• [Required task] Scan each line of the records for the word "JSON" and extract the ones that have it.

• [Input data]
━━━━
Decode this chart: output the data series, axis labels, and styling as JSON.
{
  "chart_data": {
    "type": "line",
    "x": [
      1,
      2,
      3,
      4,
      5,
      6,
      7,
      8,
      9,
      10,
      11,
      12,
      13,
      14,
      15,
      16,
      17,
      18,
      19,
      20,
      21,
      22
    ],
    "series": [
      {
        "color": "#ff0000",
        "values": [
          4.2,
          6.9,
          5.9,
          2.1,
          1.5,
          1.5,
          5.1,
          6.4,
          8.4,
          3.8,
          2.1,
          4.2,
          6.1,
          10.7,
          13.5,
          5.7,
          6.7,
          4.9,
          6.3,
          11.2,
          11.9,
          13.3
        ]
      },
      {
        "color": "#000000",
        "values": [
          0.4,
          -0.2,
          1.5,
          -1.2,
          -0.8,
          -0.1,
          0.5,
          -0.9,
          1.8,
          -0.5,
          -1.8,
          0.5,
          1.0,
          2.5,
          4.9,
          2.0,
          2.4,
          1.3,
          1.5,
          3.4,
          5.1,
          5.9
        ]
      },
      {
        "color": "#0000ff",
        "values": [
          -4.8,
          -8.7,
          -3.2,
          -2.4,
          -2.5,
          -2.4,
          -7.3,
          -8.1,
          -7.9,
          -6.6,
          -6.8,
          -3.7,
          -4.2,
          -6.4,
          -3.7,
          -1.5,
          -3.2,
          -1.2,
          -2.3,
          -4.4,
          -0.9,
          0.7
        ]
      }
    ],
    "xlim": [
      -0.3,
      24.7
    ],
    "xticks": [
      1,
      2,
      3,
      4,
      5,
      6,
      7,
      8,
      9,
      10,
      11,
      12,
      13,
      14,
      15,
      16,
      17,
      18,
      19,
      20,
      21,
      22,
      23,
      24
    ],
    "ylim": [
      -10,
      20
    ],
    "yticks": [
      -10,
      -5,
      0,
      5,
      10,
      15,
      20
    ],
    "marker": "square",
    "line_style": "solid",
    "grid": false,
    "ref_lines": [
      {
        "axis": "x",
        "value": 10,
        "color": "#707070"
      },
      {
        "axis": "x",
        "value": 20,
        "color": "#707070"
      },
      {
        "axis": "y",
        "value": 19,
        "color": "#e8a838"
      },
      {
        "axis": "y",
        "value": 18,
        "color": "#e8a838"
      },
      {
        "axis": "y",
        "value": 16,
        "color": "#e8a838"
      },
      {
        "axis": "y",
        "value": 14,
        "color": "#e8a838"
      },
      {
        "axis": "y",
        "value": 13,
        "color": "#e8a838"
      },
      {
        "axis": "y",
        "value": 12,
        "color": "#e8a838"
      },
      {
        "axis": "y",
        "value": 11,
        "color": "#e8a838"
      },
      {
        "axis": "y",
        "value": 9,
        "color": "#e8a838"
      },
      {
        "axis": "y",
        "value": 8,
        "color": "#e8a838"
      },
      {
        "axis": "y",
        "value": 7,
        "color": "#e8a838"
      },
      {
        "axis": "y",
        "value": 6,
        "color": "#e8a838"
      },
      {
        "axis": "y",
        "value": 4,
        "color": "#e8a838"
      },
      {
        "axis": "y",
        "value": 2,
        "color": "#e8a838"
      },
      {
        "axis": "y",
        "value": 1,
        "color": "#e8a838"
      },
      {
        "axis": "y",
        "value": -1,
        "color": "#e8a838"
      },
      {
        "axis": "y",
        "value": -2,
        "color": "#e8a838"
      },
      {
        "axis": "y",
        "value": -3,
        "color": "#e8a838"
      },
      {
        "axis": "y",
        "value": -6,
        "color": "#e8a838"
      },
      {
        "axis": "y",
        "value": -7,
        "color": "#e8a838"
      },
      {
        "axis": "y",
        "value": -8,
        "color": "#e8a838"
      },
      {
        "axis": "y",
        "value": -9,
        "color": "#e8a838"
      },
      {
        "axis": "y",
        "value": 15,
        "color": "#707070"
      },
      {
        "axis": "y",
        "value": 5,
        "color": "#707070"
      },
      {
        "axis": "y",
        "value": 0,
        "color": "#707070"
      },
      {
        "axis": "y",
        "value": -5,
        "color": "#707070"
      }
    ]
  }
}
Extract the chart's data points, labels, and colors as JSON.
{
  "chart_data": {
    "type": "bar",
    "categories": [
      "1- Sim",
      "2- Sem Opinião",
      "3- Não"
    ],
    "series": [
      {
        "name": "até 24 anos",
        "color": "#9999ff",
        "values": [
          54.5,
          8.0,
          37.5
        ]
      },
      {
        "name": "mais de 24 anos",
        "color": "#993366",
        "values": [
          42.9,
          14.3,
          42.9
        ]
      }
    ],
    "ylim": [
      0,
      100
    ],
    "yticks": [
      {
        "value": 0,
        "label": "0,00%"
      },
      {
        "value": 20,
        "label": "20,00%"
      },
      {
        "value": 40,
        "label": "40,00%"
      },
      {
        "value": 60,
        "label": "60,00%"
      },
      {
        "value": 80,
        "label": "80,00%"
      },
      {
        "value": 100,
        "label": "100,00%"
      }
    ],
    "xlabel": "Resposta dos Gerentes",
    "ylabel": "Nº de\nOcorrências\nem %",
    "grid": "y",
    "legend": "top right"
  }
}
━━━━
• [Result]
Decode this chart: output the data series, axis labels, and styling as JSON.
Extract the chart's data points, labels, and colors as JSON.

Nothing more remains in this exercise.